◆ **RECORDS SUPPLIED**

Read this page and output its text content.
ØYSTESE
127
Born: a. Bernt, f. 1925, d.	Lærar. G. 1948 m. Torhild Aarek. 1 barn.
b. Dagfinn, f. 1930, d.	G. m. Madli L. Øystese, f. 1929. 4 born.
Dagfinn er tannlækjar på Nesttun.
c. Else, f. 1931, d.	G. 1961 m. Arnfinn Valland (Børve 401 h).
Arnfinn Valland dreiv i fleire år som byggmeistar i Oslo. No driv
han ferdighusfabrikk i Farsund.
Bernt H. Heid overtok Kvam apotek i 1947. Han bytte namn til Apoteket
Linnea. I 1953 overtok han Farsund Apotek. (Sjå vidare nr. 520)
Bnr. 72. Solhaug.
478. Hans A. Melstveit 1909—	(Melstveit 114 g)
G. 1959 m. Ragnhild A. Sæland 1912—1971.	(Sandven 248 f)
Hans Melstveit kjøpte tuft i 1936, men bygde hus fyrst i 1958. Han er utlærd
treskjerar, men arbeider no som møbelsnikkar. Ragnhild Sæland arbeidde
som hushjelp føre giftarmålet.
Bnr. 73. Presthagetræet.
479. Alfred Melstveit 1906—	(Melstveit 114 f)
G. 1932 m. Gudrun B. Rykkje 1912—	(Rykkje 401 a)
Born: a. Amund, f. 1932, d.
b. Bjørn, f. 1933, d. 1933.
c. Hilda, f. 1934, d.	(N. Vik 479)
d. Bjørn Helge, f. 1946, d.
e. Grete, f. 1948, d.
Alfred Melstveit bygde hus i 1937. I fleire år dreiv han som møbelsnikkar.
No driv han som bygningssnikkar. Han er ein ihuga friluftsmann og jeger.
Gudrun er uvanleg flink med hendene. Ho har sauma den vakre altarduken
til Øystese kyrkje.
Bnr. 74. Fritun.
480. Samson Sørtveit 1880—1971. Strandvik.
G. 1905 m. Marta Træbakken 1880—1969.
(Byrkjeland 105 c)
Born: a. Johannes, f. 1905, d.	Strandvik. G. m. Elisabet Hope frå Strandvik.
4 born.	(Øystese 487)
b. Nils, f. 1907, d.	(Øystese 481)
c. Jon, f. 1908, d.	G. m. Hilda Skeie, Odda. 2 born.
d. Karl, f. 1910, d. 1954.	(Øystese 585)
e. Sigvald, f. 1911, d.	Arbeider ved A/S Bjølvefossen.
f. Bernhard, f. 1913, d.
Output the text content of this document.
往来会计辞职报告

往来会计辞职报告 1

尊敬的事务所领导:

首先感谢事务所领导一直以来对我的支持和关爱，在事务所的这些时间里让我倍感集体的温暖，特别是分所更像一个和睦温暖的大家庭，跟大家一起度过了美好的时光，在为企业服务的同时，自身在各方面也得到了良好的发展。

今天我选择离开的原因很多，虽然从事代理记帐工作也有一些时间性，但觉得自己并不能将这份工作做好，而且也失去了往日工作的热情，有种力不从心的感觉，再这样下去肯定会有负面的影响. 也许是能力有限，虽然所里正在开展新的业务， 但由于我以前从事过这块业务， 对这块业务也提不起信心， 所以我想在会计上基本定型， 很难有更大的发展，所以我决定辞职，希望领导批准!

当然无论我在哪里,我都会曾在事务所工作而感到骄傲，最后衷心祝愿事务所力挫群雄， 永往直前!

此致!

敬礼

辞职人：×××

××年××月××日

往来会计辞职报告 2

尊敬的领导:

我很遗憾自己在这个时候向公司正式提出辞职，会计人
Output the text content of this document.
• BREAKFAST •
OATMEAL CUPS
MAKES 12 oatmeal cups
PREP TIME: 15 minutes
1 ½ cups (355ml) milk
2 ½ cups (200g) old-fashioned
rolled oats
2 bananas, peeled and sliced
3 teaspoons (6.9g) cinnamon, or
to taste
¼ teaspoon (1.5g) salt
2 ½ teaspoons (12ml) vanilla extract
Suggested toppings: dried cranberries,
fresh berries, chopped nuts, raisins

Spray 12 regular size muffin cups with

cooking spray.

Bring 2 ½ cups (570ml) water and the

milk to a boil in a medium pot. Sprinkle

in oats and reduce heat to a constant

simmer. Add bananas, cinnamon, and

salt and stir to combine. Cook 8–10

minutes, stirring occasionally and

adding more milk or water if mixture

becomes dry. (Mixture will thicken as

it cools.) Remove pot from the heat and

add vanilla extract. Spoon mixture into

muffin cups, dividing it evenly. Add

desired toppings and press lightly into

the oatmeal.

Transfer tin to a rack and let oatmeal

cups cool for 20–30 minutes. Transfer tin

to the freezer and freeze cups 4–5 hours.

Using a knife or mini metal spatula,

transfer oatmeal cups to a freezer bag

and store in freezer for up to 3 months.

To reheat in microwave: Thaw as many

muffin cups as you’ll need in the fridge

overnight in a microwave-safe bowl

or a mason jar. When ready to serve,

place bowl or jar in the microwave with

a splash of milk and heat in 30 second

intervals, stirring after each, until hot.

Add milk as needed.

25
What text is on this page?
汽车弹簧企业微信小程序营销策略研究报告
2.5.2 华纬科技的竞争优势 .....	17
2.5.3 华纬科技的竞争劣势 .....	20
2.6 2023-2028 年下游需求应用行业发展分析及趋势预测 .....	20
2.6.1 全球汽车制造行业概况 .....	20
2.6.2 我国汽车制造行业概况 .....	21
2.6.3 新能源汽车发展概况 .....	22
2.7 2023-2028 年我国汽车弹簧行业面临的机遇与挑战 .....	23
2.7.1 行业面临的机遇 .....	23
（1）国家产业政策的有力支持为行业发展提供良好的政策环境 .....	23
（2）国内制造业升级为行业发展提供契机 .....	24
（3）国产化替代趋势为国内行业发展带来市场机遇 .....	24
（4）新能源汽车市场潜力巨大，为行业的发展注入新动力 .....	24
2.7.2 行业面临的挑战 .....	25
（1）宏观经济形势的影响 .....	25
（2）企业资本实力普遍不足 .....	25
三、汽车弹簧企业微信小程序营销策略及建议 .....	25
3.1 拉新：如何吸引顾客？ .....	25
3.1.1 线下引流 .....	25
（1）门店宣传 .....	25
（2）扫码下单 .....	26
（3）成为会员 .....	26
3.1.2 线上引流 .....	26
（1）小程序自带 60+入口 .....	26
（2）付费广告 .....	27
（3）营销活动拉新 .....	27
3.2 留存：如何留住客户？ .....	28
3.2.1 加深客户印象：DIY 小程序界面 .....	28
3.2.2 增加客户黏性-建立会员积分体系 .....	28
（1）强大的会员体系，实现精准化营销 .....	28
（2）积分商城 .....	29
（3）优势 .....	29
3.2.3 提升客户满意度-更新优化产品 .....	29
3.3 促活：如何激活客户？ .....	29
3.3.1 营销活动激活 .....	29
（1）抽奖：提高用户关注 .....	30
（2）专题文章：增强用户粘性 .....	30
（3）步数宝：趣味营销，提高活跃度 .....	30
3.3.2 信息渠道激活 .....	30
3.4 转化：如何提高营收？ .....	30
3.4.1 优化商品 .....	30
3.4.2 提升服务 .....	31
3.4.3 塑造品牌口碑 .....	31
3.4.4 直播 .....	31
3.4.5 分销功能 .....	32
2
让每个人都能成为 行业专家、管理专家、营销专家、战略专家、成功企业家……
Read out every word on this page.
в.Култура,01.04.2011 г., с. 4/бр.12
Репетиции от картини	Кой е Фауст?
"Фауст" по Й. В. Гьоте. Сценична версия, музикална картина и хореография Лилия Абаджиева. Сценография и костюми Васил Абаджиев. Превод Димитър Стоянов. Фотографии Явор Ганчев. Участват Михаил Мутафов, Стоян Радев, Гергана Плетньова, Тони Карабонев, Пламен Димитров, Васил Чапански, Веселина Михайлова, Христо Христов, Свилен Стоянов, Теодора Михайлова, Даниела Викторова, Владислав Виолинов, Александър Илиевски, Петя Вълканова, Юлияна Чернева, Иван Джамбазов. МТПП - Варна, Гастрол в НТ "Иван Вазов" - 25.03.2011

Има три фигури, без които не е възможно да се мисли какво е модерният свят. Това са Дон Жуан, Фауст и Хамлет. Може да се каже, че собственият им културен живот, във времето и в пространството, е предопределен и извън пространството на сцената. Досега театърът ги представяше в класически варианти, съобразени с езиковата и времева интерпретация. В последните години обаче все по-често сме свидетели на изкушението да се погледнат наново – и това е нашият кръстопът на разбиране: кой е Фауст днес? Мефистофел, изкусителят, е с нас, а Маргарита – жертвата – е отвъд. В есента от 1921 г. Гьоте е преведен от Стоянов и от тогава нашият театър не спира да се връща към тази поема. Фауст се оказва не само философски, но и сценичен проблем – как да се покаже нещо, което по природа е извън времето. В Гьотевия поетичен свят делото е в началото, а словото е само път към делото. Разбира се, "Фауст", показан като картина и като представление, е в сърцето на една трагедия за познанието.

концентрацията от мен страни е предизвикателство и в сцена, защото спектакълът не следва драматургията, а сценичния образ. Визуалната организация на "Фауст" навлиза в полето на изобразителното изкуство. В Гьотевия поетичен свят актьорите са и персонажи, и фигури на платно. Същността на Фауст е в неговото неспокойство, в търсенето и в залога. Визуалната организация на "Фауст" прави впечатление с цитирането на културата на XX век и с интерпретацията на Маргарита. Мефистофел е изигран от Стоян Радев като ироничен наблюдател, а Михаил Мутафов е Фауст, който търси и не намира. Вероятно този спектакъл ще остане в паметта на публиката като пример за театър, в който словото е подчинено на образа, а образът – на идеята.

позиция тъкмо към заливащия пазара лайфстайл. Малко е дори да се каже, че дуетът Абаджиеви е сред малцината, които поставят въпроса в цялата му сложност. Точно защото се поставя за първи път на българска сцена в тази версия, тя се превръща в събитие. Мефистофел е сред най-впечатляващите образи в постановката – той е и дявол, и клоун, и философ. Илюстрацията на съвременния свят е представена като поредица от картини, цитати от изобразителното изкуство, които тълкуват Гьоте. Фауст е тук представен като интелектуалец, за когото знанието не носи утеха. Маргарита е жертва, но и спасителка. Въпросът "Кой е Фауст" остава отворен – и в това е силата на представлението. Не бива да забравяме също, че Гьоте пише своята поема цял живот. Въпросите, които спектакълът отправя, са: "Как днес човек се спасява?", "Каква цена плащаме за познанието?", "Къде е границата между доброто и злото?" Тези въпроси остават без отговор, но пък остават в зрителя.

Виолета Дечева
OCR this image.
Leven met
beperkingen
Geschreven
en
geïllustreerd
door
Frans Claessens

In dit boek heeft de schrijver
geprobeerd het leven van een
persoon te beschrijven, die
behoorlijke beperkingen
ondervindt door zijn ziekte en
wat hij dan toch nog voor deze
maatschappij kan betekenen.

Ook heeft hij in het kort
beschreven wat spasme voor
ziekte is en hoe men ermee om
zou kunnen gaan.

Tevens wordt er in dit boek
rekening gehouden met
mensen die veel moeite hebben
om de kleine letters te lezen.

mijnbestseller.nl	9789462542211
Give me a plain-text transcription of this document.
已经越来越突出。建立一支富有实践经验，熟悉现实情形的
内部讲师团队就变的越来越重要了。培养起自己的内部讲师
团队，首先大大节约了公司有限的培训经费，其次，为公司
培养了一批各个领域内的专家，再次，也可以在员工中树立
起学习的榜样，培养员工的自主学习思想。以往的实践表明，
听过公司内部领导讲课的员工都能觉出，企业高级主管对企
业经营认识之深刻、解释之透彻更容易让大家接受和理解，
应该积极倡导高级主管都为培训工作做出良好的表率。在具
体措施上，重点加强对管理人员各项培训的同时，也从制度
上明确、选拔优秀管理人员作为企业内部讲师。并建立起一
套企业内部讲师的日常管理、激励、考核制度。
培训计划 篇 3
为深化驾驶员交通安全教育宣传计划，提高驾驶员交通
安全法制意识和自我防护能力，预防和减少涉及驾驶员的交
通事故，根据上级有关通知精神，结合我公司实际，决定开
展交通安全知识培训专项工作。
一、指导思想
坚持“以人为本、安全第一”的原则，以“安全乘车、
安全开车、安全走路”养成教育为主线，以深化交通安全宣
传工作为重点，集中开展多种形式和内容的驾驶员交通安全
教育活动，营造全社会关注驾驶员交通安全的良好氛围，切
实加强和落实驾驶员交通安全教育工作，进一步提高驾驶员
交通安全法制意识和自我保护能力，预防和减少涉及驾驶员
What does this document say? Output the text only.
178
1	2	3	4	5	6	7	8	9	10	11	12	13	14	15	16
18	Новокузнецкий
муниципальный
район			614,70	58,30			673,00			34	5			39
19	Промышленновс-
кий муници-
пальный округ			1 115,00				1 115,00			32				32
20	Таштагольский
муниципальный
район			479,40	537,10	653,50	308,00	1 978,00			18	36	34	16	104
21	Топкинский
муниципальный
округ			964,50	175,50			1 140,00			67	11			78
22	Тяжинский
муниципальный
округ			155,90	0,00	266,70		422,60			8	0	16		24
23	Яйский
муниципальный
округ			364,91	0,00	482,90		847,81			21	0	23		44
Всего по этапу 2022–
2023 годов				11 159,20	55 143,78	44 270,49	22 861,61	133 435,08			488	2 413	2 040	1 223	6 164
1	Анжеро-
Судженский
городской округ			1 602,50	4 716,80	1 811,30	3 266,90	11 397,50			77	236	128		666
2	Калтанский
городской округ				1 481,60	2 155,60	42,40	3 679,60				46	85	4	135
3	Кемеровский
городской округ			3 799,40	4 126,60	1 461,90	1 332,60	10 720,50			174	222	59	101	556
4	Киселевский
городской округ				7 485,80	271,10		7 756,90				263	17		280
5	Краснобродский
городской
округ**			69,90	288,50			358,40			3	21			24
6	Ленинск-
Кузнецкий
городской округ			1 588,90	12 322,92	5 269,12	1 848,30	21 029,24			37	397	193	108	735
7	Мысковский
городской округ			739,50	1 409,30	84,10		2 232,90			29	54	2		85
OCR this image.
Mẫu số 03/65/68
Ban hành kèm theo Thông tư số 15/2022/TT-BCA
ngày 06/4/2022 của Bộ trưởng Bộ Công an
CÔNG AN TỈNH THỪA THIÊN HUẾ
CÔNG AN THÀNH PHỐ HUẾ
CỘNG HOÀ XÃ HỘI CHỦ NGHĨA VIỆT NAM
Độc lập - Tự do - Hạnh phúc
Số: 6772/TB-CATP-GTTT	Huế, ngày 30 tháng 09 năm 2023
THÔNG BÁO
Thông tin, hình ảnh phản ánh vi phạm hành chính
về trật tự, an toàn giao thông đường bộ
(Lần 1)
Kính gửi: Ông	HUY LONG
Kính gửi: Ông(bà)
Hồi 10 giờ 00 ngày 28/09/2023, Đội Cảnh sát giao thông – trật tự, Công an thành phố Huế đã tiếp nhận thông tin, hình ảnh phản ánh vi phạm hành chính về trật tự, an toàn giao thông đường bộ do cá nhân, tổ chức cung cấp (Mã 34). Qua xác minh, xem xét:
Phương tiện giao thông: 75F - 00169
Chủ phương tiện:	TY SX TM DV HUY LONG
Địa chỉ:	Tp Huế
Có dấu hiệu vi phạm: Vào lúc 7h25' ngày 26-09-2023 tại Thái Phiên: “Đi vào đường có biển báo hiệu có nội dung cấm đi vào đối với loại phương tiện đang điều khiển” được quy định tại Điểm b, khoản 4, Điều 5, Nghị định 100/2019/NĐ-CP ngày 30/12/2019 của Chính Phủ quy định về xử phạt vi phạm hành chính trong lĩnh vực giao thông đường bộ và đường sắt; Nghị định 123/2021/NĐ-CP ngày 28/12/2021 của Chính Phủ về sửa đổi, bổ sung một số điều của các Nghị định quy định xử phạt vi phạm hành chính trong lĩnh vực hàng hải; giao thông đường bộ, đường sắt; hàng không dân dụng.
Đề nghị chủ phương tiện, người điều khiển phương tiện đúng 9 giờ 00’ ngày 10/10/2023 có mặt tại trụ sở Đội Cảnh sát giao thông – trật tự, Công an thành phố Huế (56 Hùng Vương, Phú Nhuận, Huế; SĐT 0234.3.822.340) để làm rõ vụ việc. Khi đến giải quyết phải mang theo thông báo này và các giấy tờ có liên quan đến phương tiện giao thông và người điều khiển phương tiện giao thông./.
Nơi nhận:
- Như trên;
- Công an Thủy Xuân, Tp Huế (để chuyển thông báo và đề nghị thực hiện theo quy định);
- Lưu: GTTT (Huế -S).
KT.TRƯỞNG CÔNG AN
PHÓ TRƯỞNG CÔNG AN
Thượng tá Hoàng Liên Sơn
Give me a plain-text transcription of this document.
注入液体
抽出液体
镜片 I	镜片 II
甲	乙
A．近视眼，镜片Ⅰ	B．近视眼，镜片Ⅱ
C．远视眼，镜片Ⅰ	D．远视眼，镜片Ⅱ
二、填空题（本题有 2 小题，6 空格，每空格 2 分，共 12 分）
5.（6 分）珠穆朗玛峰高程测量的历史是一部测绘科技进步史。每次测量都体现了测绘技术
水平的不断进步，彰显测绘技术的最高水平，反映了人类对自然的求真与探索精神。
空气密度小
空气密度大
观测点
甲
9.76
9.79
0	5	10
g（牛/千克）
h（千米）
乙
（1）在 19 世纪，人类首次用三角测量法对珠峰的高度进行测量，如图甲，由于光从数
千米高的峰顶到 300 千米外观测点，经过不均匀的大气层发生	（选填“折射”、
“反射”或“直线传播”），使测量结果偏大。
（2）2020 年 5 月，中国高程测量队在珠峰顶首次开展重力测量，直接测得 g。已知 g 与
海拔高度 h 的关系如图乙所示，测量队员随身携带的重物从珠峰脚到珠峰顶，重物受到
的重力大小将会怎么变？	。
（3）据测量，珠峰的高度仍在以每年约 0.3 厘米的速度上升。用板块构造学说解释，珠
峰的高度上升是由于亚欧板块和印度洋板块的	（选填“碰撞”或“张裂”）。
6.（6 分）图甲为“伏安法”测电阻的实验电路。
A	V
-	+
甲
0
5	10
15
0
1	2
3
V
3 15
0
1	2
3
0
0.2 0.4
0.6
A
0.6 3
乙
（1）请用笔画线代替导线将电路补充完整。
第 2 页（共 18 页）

◆ **TASK DESCRIPTION**
Look through the material above and pick out each line holding the word "teaspoons".

◆ **THE RESPONSE**
3 teaspoons (6.9g) cinnamon, or
2 ½ teaspoons (12ml) vanilla extract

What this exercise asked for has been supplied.